(Extracts from a graphics dataset)
>>>>>

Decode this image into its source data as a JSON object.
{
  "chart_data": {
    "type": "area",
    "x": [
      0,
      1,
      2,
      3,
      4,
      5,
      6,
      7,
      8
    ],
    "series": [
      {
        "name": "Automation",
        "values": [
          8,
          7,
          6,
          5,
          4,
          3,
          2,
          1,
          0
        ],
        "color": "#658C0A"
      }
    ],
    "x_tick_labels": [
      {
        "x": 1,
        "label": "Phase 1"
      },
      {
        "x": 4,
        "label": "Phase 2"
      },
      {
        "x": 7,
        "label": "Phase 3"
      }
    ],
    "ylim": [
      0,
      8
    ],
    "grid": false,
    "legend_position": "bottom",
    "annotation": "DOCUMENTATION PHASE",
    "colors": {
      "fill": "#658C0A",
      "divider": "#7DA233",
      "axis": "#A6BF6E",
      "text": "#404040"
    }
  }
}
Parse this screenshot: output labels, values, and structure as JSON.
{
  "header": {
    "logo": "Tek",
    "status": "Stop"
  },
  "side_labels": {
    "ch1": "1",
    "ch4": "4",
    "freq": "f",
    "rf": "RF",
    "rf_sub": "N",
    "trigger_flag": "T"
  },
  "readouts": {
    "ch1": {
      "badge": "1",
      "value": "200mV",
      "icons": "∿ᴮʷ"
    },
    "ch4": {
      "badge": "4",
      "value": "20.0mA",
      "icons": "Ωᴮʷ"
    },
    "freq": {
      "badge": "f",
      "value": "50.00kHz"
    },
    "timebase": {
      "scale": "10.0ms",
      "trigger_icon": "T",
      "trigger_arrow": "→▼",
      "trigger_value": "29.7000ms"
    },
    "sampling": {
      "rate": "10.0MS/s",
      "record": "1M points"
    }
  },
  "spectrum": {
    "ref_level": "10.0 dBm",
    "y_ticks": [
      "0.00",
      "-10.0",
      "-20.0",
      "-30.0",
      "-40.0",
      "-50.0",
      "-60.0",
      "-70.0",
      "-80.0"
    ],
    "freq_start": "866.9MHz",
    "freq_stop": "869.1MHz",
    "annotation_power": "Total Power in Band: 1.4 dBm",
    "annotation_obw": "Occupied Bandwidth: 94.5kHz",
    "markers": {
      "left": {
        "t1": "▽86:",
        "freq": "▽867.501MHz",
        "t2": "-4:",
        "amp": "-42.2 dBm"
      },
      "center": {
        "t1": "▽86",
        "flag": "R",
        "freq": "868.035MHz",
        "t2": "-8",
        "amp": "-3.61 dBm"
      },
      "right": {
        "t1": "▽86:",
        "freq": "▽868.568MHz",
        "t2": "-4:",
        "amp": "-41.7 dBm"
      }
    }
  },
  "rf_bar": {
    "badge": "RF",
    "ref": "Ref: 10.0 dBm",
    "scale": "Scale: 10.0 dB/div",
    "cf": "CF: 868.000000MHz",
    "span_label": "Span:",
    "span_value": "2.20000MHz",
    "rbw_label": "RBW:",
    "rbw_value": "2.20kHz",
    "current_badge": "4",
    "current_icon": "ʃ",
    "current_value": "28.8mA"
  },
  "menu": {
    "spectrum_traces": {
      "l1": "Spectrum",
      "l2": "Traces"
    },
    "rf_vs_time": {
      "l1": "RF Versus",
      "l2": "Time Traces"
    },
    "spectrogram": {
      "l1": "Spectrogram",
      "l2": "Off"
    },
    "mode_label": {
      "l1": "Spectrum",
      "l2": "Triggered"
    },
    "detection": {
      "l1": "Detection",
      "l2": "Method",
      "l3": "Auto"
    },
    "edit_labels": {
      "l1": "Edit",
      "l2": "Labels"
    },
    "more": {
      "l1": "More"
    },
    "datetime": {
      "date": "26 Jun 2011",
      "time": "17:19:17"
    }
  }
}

<<<<<

**Instructions to follow:** Repeat each record exactly, leaving nothing out.

**Complete response:**
Decode this image into its source data as a JSON object.
{
  "chart_data": {
    "type": "area",
    "x": [
      0,
      1,
      2,
      3,
      4,
      5,
      6,
      7,
      8
    ],
    "series": [
      {
        "name": "Automation",
        "values": [
          8,
          7,
          6,
          5,
          4,
          3,
          2,
          1,
          0
        ],
        "color": "#658C0A"
      }
    ],
    "x_tick_labels": [
      {
        "x": 1,
        "label": "Phase 1"
      },
      {
        "x": 4,
        "label": "Phase 2"
      },
      {
        "x": 7,
        "label": "Phase 3"
      }
    ],
    "ylim": [
      0,
      8
    ],
    "grid": false,
    "legend_position": "bottom",
    "annotation": "DOCUMENTATION PHASE",
    "colors": {
      "fill": "#658C0A",
      "divider": "#7DA233",
      "axis": "#A6BF6E",
      "text": "#404040"
    }
  }
}
Parse this screenshot: output labels, values, and structure as JSON.
{
  "header": {
    "logo": "Tek",
    "status": "Stop"
  },
  "side_labels": {
    "ch1": "1",
    "ch4": "4",
    "freq": "f",
    "rf": "RF",
    "rf_sub": "N",
    "trigger_flag": "T"
  },
  "readouts": {
    "ch1": {
      "badge": "1",
      "value": "200mV",
      "icons": "∿ᴮʷ"
    },
    "ch4": {
      "badge": "4",
      "value": "20.0mA",
      "icons": "Ωᴮʷ"
    },
    "freq": {
      "badge": "f",
      "value": "50.00kHz"
    },
    "timebase": {
      "scale": "10.0ms",
      "trigger_icon": "T",
      "trigger_arrow": "→▼",
      "trigger_value": "29.7000ms"
    },
    "sampling": {
      "rate": "10.0MS/s",
      "record": "1M points"
    }
  },
  "spectrum": {
    "ref_level": "10.0 dBm",
    "y_ticks": [
      "0.00",
      "-10.0",
      "-20.0",
      "-30.0",
      "-40.0",
      "-50.0",
      "-60.0",
      "-70.0",
      "-80.0"
    ],
    "freq_start": "866.9MHz",
    "freq_stop": "869.1MHz",
    "annotation_power": "Total Power in Band: 1.4 dBm",
    "annotation_obw": "Occupied Bandwidth: 94.5kHz",
    "markers": {
      "left": {
        "t1": "▽86:",
        "freq": "▽867.501MHz",
        "t2": "-4:",
        "amp": "-42.2 dBm"
      },
      "center": {
        "t1": "▽86",
        "flag": "R",
        "freq": "868.035MHz",
        "t2": "-8",
        "amp": "-3.61 dBm"
      },
      "right": {
        "t1": "▽86:",
        "freq": "▽868.568MHz",
        "t2": "-4:",
        "amp": "-41.7 dBm"
      }
    }
  },
  "rf_bar": {
    "badge": "RF",
    "ref": "Ref: 10.0 dBm",
    "scale": "Scale: 10.0 dB/div",
    "cf": "CF: 868.000000MHz",
    "span_label": "Span:",
    "span_value": "2.20000MHz",
    "rbw_label": "RBW:",
    "rbw_value": "2.20kHz",
    "current_badge": "4",
    "current_icon": "ʃ",
    "current_value": "28.8mA"
  },
  "menu": {
    "spectrum_traces": {
      "l1": "Spectrum",
      "l2": "Traces"
    },
    "rf_vs_time": {
      "l1": "RF Versus",
      "l2": "Time Traces"
    },
    "spectrogram": {
      "l1": "Spectrogram",
      "l2": "Off"
    },
    "mode_label": {
      "l1": "Spectrum",
      "l2": "Triggered"
    },
    "detection": {
      "l1": "Detection",
      "l2": "Method",
      "l3": "Auto"
    },
    "edit_labels": {
      "l1": "Edit",
      "l2": "Labels"
    },
    "more": {
      "l1": "More"
    },
    "datetime": {
      "date": "26 Jun 2011",
      "time": "17:19:17"
    }
  }
}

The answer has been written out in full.